*Selected extract*:

=== Begin Enclosure ===

Ces dernières années cependant, et à mesure que l'opinion publique prenait conscience de l'importance de la lutte contre le réchauffement climatique et la perte de biodiversité, de nombreuses voix citoyennes s'élèvent pour metttre ce sujet hautement symbolique au coeur du débat public.
The yacht market boom and its environmental impacts
From 500 to 2,000 liters of fuel per hour, comfort, luxury, and glitz. Welcome to the world of superyachts, on which billionaires enjoy themselves in the four corners of the world's seas.
In recent years, sales and rentals of these ultra-luxury boats have broken all records. And this, despite the economic crises or the Covid-19 pandemic, which have even strengthened this market: "the great fortunes got richer during the pandemic, and wanted to enjoy life even more. Yachts have become floating palaces, and have defied the confines of he sea. 900 superyachts were sold in 2021, compared to the usual 500 in one year. Producers are overbooked," sums up Sam Tucker of market intelligence firm VesselsValue. The race is on for gigantism and luxury: it is now necessary to exceed 100 meters in length, the equivalent of a rugby field, to impress the crowd.

=== End Enclosure ===

Saved entries:
=== Begin Enclosure ===

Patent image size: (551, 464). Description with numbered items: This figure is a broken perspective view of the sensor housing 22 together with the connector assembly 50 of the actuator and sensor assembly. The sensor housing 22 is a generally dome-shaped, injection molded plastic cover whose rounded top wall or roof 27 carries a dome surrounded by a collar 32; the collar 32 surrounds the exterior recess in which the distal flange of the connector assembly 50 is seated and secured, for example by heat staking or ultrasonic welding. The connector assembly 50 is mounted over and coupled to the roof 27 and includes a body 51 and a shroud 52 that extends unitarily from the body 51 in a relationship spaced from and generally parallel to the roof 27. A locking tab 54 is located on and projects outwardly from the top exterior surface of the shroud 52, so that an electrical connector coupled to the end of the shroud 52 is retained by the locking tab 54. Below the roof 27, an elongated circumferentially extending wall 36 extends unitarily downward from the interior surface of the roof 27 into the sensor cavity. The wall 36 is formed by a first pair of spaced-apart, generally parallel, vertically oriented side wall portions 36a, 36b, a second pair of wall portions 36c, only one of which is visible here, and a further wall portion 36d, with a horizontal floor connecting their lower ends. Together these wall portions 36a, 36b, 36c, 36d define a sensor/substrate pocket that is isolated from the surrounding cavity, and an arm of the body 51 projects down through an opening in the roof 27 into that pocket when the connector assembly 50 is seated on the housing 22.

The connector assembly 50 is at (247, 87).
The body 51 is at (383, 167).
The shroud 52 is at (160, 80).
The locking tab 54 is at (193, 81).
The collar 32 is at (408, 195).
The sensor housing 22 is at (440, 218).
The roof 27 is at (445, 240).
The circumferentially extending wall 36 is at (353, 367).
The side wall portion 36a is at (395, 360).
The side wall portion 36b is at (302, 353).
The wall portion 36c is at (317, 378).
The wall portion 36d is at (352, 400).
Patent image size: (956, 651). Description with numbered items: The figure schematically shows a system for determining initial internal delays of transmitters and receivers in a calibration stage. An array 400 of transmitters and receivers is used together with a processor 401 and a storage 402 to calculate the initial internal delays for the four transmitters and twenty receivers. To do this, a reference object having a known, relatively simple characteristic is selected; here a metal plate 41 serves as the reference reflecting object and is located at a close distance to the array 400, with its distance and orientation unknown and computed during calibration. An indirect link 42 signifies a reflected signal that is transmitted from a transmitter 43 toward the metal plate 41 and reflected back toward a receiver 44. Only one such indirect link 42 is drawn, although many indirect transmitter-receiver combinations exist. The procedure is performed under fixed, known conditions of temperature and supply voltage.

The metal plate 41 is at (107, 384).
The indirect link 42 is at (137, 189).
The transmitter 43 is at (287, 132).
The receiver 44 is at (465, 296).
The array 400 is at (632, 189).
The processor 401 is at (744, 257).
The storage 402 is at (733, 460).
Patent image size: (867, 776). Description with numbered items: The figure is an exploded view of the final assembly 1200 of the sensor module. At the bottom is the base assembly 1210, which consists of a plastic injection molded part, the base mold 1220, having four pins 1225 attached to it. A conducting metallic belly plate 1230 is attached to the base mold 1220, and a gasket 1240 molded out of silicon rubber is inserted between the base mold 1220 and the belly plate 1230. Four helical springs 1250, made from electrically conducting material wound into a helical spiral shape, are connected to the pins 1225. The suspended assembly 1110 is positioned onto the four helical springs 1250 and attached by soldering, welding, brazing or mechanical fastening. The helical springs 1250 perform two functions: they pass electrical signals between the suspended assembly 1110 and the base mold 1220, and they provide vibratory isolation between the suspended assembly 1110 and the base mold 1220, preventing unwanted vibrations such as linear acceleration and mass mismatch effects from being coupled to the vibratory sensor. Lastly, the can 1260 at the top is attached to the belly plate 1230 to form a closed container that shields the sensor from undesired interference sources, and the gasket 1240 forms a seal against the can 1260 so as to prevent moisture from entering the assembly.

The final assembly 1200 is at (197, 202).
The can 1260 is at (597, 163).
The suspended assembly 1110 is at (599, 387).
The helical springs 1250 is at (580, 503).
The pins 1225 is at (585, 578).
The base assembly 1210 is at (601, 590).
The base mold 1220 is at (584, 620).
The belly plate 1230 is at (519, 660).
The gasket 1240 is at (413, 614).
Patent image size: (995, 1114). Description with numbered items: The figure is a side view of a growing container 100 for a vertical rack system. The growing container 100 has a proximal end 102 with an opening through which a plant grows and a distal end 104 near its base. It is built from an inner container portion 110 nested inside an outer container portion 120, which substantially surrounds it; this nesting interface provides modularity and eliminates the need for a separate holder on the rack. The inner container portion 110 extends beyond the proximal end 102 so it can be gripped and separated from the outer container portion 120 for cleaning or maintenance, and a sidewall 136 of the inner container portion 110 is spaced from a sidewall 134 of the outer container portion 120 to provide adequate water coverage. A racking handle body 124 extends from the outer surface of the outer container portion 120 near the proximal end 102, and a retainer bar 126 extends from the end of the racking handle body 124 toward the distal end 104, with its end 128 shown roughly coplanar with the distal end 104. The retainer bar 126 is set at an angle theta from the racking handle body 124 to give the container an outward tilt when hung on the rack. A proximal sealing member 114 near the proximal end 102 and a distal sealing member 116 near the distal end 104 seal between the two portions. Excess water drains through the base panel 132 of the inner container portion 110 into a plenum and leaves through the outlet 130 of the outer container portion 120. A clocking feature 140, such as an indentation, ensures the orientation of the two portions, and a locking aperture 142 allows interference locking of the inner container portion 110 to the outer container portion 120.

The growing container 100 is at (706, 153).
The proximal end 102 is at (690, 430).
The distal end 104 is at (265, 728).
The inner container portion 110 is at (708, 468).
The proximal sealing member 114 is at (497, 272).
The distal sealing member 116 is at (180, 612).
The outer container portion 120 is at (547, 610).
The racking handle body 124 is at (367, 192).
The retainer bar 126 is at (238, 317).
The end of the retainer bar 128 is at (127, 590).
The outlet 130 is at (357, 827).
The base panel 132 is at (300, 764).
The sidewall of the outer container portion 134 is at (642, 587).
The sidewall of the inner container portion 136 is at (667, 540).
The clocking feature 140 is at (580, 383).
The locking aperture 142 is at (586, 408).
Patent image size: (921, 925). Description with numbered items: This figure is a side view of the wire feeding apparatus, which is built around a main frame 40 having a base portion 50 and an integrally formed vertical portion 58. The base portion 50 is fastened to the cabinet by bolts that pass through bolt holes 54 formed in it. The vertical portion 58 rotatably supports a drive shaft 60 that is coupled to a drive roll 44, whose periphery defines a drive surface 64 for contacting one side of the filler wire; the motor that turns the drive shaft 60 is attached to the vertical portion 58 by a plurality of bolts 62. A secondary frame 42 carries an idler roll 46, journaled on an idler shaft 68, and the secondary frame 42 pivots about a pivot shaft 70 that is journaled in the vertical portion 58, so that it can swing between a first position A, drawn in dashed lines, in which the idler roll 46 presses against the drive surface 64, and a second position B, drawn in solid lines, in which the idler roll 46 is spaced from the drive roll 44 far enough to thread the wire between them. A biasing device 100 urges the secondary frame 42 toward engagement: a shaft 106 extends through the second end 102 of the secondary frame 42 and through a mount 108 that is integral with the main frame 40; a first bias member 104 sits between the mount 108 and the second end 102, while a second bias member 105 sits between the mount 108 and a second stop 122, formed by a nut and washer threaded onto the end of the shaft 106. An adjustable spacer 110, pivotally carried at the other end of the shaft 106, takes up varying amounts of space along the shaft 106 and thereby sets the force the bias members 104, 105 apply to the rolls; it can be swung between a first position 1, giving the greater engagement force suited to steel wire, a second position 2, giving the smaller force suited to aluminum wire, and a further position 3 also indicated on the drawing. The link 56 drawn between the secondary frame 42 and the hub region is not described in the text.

=== End Enclosure ===

*Brief A*: Condense the paragraph of the yacht market article that begins "In recent years, sales and rentals" into a short bulleted list that keeps its main facts.
*Brief B*: From the yacht market article, list every figure it gives for fuel use, number of yachts sold, or yacht length, along with what each figure measures.

*Task output A*:
- Sales and rentals of ultra-luxury boats have broken records in recent years.
- Economic crises and the Covid-19 pandemic strengthened the market rather than slowing it.
- According to Sam Tucker of VesselsValue, the great fortunes grew richer during the pandemic and wanted to enjoy life more.
- 900 superyachts were sold in 2021, against the usual 500 a year, and producers are overbooked.
- To impress, a yacht now has to exceed 100 meters in length, the size of a rugby field.

*Task output B*:
- 500 to 2,000 liters: fuel burned per hour by superyachts
- 900: superyachts sold in 2021
- 500: superyachts usually sold in one year
- 100 meters: the length a yacht must now exceed to impress